EXERCISE GOAL: Put the part of the entries that begins with the line containing "y-tick-label: 2 [61,318,70,334]" and ends with the line containing "x-tick-label: 15:15:00 [402,381,434,446]" into a Markdown table with the columns Row and Line. Skip blank lines.

RECORDS:

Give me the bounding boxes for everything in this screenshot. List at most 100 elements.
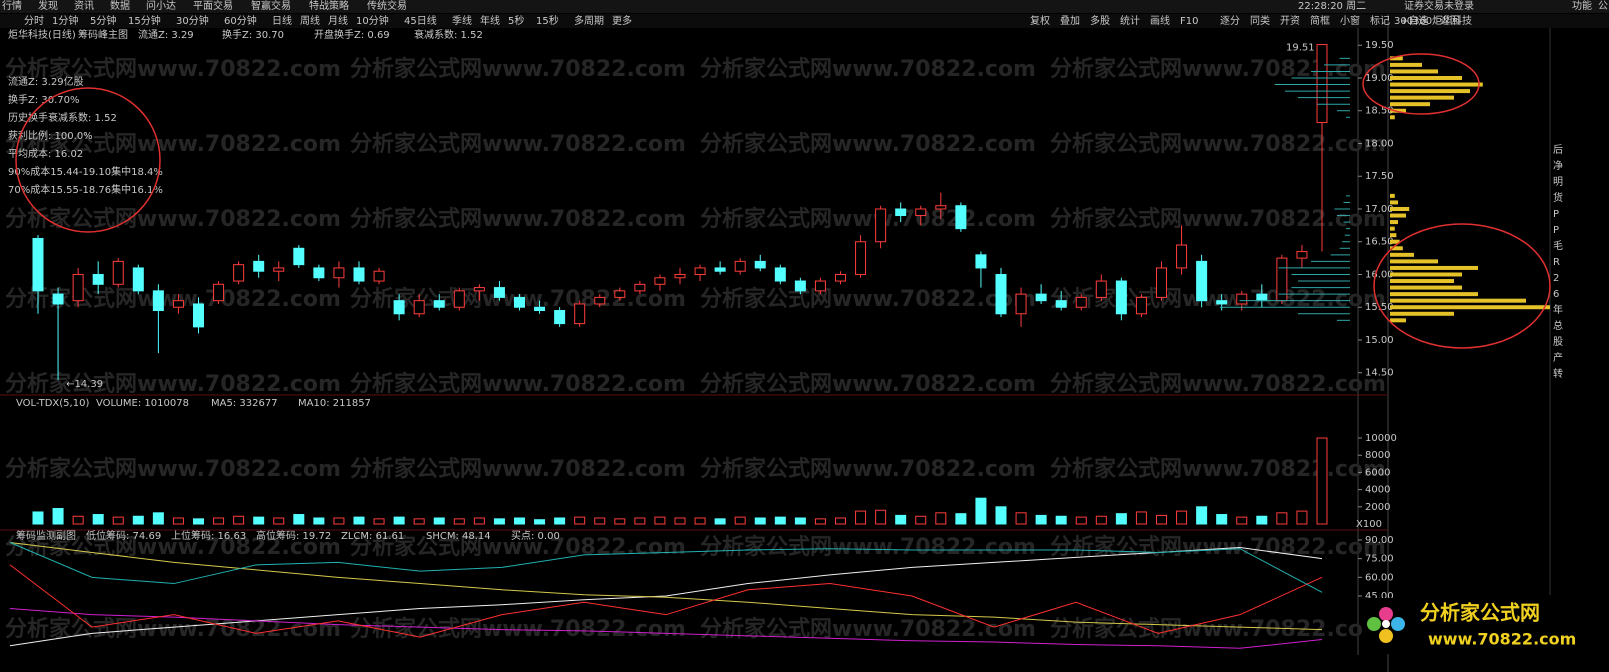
y-tick-label: 18.00	[1365, 138, 1394, 149]
side-char: 总	[1553, 319, 1563, 332]
volume-bar	[1095, 515, 1107, 525]
candle-body	[1256, 293, 1268, 302]
watermark: 分析家公式网www.70822.com	[700, 616, 1036, 642]
menu-item[interactable]: 传统交易	[367, 0, 407, 12]
candle-body	[373, 270, 385, 282]
period-tab[interactable]: 15分钟	[128, 14, 161, 27]
y-tick-label: 75.00	[1365, 554, 1394, 565]
candle-body	[1196, 260, 1208, 302]
candle-body	[995, 273, 1007, 315]
volume-bar	[754, 517, 766, 525]
volume-bar	[1296, 510, 1308, 525]
watermark: 分析家公式网www.70822.com	[1050, 616, 1386, 642]
menu-item[interactable]: 功能	[1572, 0, 1592, 12]
period-tab[interactable]: 5分钟	[90, 14, 116, 27]
tool-button[interactable]: 多股	[1090, 14, 1110, 27]
tool-button[interactable]: 标记	[1370, 15, 1390, 27]
volume-bar	[433, 517, 445, 525]
legend-entry: SHCM: 48.14	[426, 531, 491, 542]
volume-bar	[614, 518, 626, 525]
tool-button[interactable]: 返回	[1440, 15, 1460, 27]
period-tab[interactable]: 10分钟	[356, 14, 389, 27]
period-tab[interactable]: 季线	[452, 14, 472, 27]
chip-bar	[1390, 311, 1454, 316]
watermark: 分析家公式网www.70822.com	[700, 286, 1036, 312]
volume-bar	[1316, 437, 1328, 525]
candle-body	[353, 267, 365, 282]
menu-item[interactable]: 问小达	[146, 0, 176, 12]
candle-body	[32, 237, 44, 292]
tool-button[interactable]: 简框	[1310, 14, 1330, 27]
chip-bar	[1390, 56, 1403, 61]
chip-bar	[1390, 62, 1422, 67]
menu-item[interactable]: 公	[1598, 1, 1608, 12]
candle-body	[594, 296, 606, 305]
menu-item[interactable]: 智赢交易	[251, 0, 291, 12]
menu-item[interactable]: 发现	[38, 0, 58, 12]
volume-bar	[875, 509, 887, 525]
candle-body	[253, 260, 265, 272]
candle-body	[72, 273, 84, 302]
menu-item[interactable]: 特战策略	[309, 0, 349, 12]
tool-button[interactable]: 统计	[1120, 14, 1140, 27]
period-tab[interactable]: 1分钟	[52, 14, 78, 27]
side-char: 年	[1553, 303, 1563, 316]
tool-button[interactable]: 逐分	[1220, 15, 1240, 27]
tool-button[interactable]: F10	[1180, 16, 1198, 27]
period-tab[interactable]: 更多	[612, 14, 632, 27]
volume-bar	[193, 518, 204, 525]
candle-body	[333, 267, 345, 279]
tool-button[interactable]: 叠加	[1060, 15, 1080, 27]
tool-button[interactable]: 开资	[1280, 15, 1300, 27]
volume-bar	[333, 517, 345, 525]
volume-bar	[935, 512, 947, 525]
legend-entry: MA5: 332677	[211, 398, 278, 409]
volume-bar	[995, 506, 1007, 525]
volume-bar	[734, 516, 746, 525]
y-tick-label: 45.00	[1365, 591, 1394, 602]
menu-item[interactable]: 数据	[110, 0, 130, 12]
volume-bar	[895, 514, 907, 525]
period-tab[interactable]: 多周期	[574, 14, 604, 27]
candle-body	[112, 260, 124, 285]
menu-item[interactable]: 行情	[2, 0, 22, 12]
candle-body	[152, 290, 164, 312]
y-tick-label: 2000	[1365, 502, 1390, 513]
period-tab[interactable]: 日线	[272, 14, 292, 27]
volume-bar	[1055, 515, 1067, 525]
y-tick-label: 19.00	[1365, 73, 1394, 84]
period-tab[interactable]: 45日线	[404, 14, 437, 27]
period-tab[interactable]: 周线	[300, 14, 320, 27]
tool-button[interactable]: 同类	[1250, 14, 1270, 27]
chip-bar	[1390, 285, 1462, 290]
y-tick-label: 16.50	[1365, 237, 1394, 248]
side-char: P	[1553, 209, 1559, 220]
period-tab[interactable]: 30分钟	[176, 14, 209, 27]
candle-body	[754, 260, 766, 269]
legend-entry: 买点: 0.00	[511, 530, 560, 542]
y-tick-label: 8000	[1365, 450, 1390, 461]
legend-entry: 低位筹码: 74.69	[86, 529, 161, 542]
volume-bar	[1196, 506, 1208, 525]
menu-item[interactable]: 资讯	[74, 0, 94, 12]
watermark: 分析家公式网www.70822.com	[700, 534, 1036, 560]
chip-bar	[1390, 265, 1478, 270]
tool-button[interactable]: 复权	[1030, 14, 1050, 27]
tool-button[interactable]: +自选	[1400, 14, 1428, 27]
menu-item[interactable]: 平面交易	[193, 0, 233, 12]
indicator-line	[9, 541, 1323, 631]
candle-body	[694, 267, 706, 275]
period-tab[interactable]: 年线	[480, 14, 500, 27]
period-tab[interactable]: 分时	[24, 15, 44, 27]
period-tab[interactable]: 15秒	[536, 14, 559, 27]
period-tab[interactable]: 月线	[328, 14, 348, 27]
watermark: 分析家公式网www.70822.com	[350, 616, 686, 642]
candle-body	[714, 267, 726, 272]
logo-title: 分析家公式网	[1420, 601, 1540, 625]
logo-center	[1382, 620, 1390, 628]
period-tab[interactable]: 60分钟	[224, 14, 257, 27]
period-tab[interactable]: 5秒	[508, 14, 524, 27]
tool-button[interactable]: 小窗	[1340, 14, 1360, 27]
tool-button[interactable]: 画线	[1150, 14, 1170, 27]
candle-body	[674, 273, 686, 279]
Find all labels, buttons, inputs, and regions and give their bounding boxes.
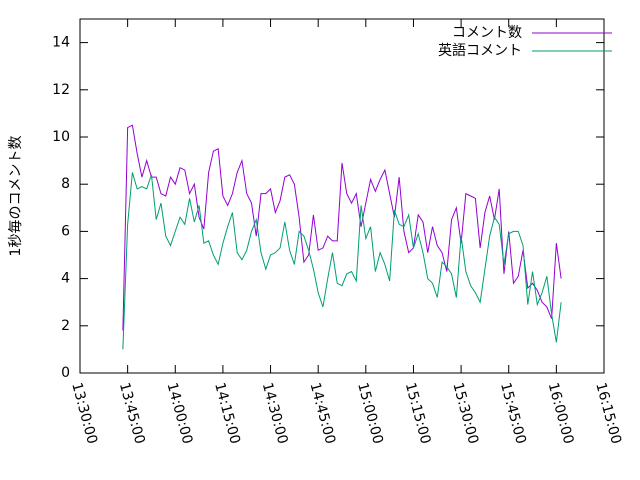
y-tick-label: 2 [61,318,70,334]
x-tick-label: 16:15:00 [592,381,624,446]
x-tick-label: 14:30:00 [259,381,291,446]
y-tick-label: 14 [52,35,70,51]
x-tick-label: 14:15:00 [211,381,243,446]
y-tick-label: 6 [61,223,70,239]
x-tick-label: 15:45:00 [497,381,529,446]
y-tick-label: 12 [52,82,70,98]
x-tick-label: 15:30:00 [449,381,481,446]
series-line [122,124,562,331]
x-tick-label: 13:30:00 [68,381,100,446]
legend-label: コメント数 [452,25,522,41]
series-line [122,172,562,350]
legend-label: 英語コメント [438,42,522,59]
y-tick-label: 4 [61,271,70,287]
x-tick-label: 15:15:00 [402,381,434,446]
x-tick-label: 14:00:00 [164,381,196,446]
y-tick-label: 8 [61,176,70,192]
y-axis-label: 1秒毎のコメント数 [8,136,24,257]
x-tick-label: 14:45:00 [306,381,338,446]
x-tick-label: 13:45:00 [116,381,148,446]
x-tick-label: 15:00:00 [354,381,386,446]
x-tick-label: 16:00:00 [545,381,577,446]
y-tick-label: 10 [52,129,70,145]
y-tick-label: 0 [61,365,70,381]
plot-border [79,18,605,374]
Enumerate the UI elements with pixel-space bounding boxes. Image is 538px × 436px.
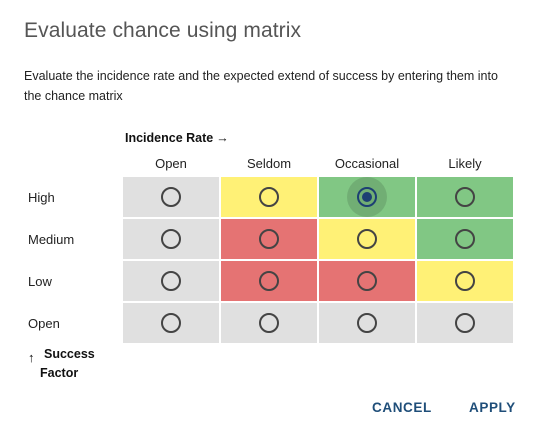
radio-button[interactable]	[259, 271, 279, 291]
radio-button[interactable]	[259, 313, 279, 333]
matrix-cell[interactable]	[123, 219, 219, 259]
success-factor-label-line2: Factor	[40, 366, 79, 380]
matrix-cell[interactable]	[417, 303, 513, 343]
matrix-cell[interactable]	[417, 261, 513, 301]
column-header: Open	[155, 156, 187, 171]
arrow-right-icon: →	[216, 131, 229, 145]
row-header: Open	[28, 316, 60, 331]
matrix-cell[interactable]	[221, 261, 317, 301]
dialog-title: Evaluate chance using matrix	[24, 19, 302, 42]
arrow-up-icon: ↑	[28, 350, 35, 365]
radio-button[interactable]	[259, 187, 279, 207]
apply-button[interactable]: APPLY	[469, 400, 516, 415]
radio-button[interactable]	[455, 229, 475, 249]
radio-button[interactable]	[455, 187, 475, 207]
radio-button[interactable]	[357, 271, 377, 291]
radio-button[interactable]	[161, 271, 181, 291]
radio-button[interactable]	[259, 229, 279, 249]
radio-button[interactable]	[455, 313, 475, 333]
dialog-description: Evaluate the incidence rate and the expe…	[24, 69, 498, 103]
matrix-cell[interactable]	[221, 177, 317, 217]
matrix-cell[interactable]	[319, 303, 415, 343]
matrix-cell[interactable]	[221, 303, 317, 343]
radio-button[interactable]	[161, 187, 181, 207]
radio-button[interactable]	[161, 229, 181, 249]
matrix-cell[interactable]	[123, 261, 219, 301]
incidence-rate-axis-label: Incidence Rate →	[125, 131, 229, 145]
radio-button[interactable]	[357, 313, 377, 333]
matrix-cell[interactable]	[319, 177, 415, 217]
matrix-cell[interactable]	[417, 219, 513, 259]
radio-button[interactable]	[357, 229, 377, 249]
radio-button[interactable]	[455, 271, 475, 291]
incidence-rate-label: Incidence Rate	[125, 131, 214, 145]
matrix-cell[interactable]	[221, 219, 317, 259]
success-factor-label-line1: Success	[44, 347, 95, 361]
matrix-cell[interactable]	[417, 177, 513, 217]
radio-button-selected[interactable]	[357, 187, 377, 207]
matrix-cell[interactable]	[319, 219, 415, 259]
column-header: Occasional	[334, 156, 400, 171]
matrix-cell[interactable]	[123, 303, 219, 343]
radio-button[interactable]	[161, 313, 181, 333]
chance-matrix	[123, 177, 513, 343]
cancel-button[interactable]: CANCEL	[372, 400, 432, 415]
row-header: Medium	[28, 232, 75, 247]
matrix-cell[interactable]	[123, 177, 219, 217]
column-header: Likely	[448, 156, 482, 171]
column-header: Seldom	[246, 156, 292, 171]
row-header: High	[28, 190, 55, 205]
row-header: Low	[28, 274, 52, 289]
matrix-cell[interactable]	[319, 261, 415, 301]
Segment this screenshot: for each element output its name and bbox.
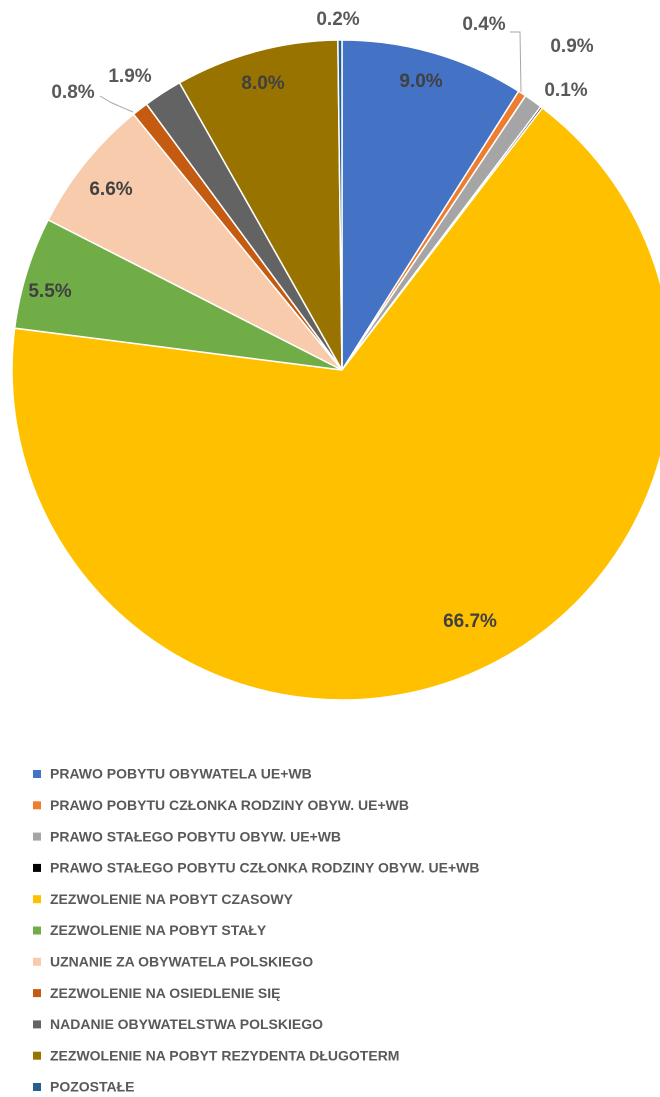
- legend-marker: [33, 832, 41, 841]
- legend-marker: [33, 1051, 41, 1060]
- legend-label: ZEZWOLENIE NA OSIEDLENIE SIĘ: [50, 985, 281, 1001]
- legend-marker: [33, 1083, 41, 1091]
- data-label: 0.1%: [544, 80, 587, 101]
- legend-marker: [33, 801, 41, 810]
- pie-slice: [178, 39, 343, 371]
- legend-marker: [33, 863, 41, 872]
- legend-marker: [33, 926, 41, 935]
- legend-marker: [33, 989, 41, 998]
- legend-label: PRAWO STAŁEGO POBYTU CZŁONKA RODZINY OBY…: [50, 860, 479, 876]
- data-label: 0.9%: [550, 36, 593, 57]
- pie-slice: [341, 39, 520, 373]
- data-label: 0.8%: [51, 82, 94, 103]
- legend-label: POZOSTAŁE: [50, 1079, 135, 1095]
- data-label: 66.7%: [443, 611, 497, 632]
- legend-label: PRAWO STAŁEGO POBYTU OBYW. UE+WB: [50, 828, 341, 844]
- data-label: 0.2%: [316, 9, 359, 30]
- legend-label: PRAWO POBYTU OBYWATELA UE+WB: [50, 766, 312, 782]
- legend-marker: [33, 895, 41, 904]
- leader-line: [510, 31, 522, 93]
- pie-slice: [337, 39, 343, 371]
- legend-label: ZEZWOLENIE NA POBYT REZYDENTA DŁUGOTERM: [50, 1047, 399, 1063]
- pie-slice: [47, 113, 343, 371]
- legend-marker: [33, 770, 41, 778]
- data-label: 0.4%: [462, 14, 505, 35]
- legend-label: ZEZWOLENIE NA POBYT CZASOWY: [50, 891, 294, 907]
- legend-marker: [33, 957, 41, 966]
- data-label: 1.9%: [108, 66, 151, 87]
- data-label: 6.6%: [89, 179, 132, 200]
- legend-label: ZEZWOLENIE NA POBYT STAŁY: [50, 922, 267, 938]
- legend-marker: [33, 1020, 41, 1029]
- data-label: 8.0%: [241, 73, 284, 94]
- data-label: 9.0%: [399, 71, 442, 92]
- legend-label: UZNANIE ZA OBYWATELA POLSKIEGO: [50, 954, 313, 970]
- leader-line: [99, 95, 134, 113]
- pie-slice: [11, 106, 660, 701]
- legend-label: PRAWO POBYTU CZŁONKA RODZINY OBYW. UE+WB: [50, 797, 409, 813]
- data-label: 5.5%: [28, 281, 71, 302]
- legend-label: NADANIE OBYWATELSTWA POLSKIEGO: [50, 1016, 323, 1032]
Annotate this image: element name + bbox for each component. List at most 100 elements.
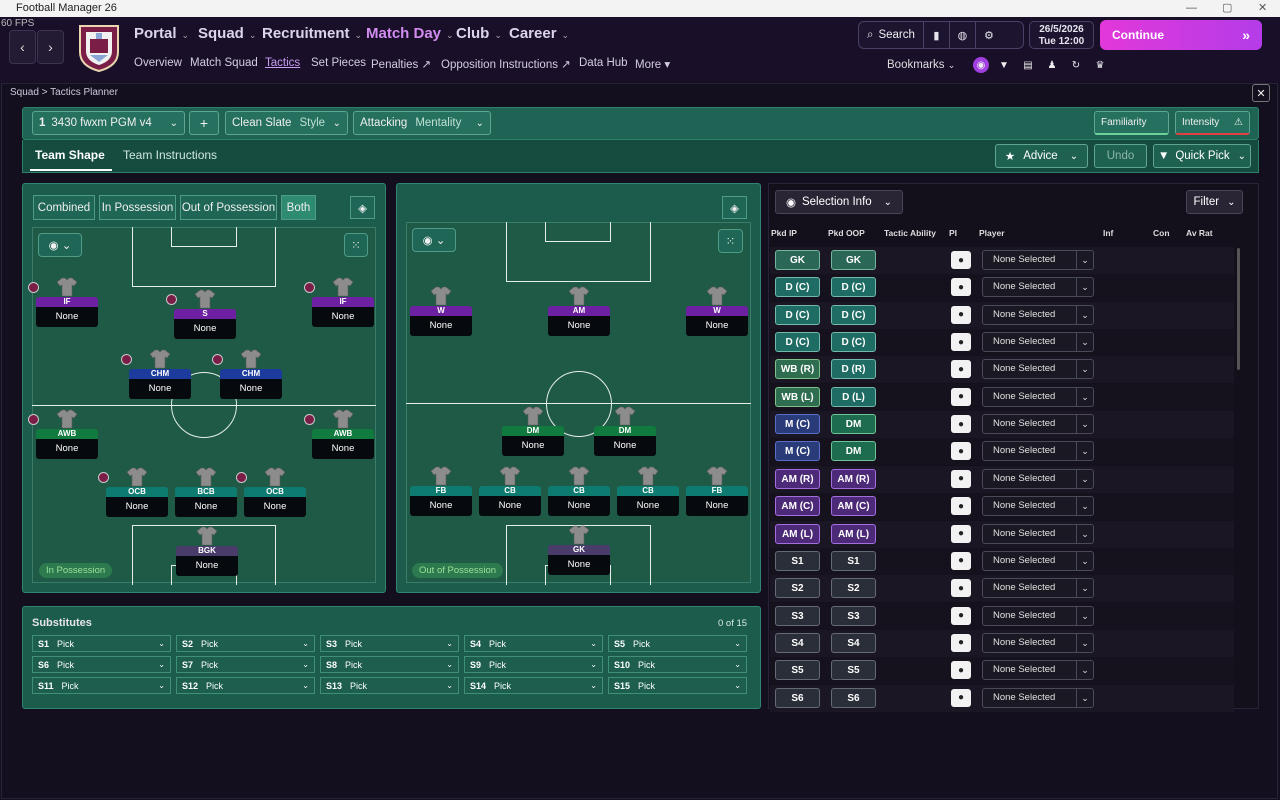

THE COMPLETED TASK:
| Row | Line |
|---|---|
| 1 | y-tick-label: 2 [61,318,70,334] |
| 2 | x-tick-label: 16:15:00 [592,381,624,446] |
| 3 | x-tick-label: 14:30:00 [259,381,291,446] |
| 4 | y-tick-label: 14 [52,35,70,51] |
| 5 | x-tick-label: 14:15:00 [211,381,243,446] |
| 6 | y-tick-label: 6 [61,223,70,239] |
| 7 | x-tick-label: 15:45:00 [497,381,529,446] |
| 8 | y-tick-label: 12 [52,82,70,98] |
| 9 | x-tick-label: 15:30:00 [449,381,481,446] |
| 10 | series-line [122,124,562,331] |
| 11 | x-tick-label: 13:30:00 [68,381,100,446] |
| 12 | legend-label: コメント数 [452,25,522,41] |
| 13 | series-line [122,172,562,350] |
| 14 | legend-label: 英語コメント [438,42,522,59] |
| 15 | y-tick-label: 4 [61,271,70,287] |
| 16 | x-tick-label: 15:15:00 [402,381,434,446] |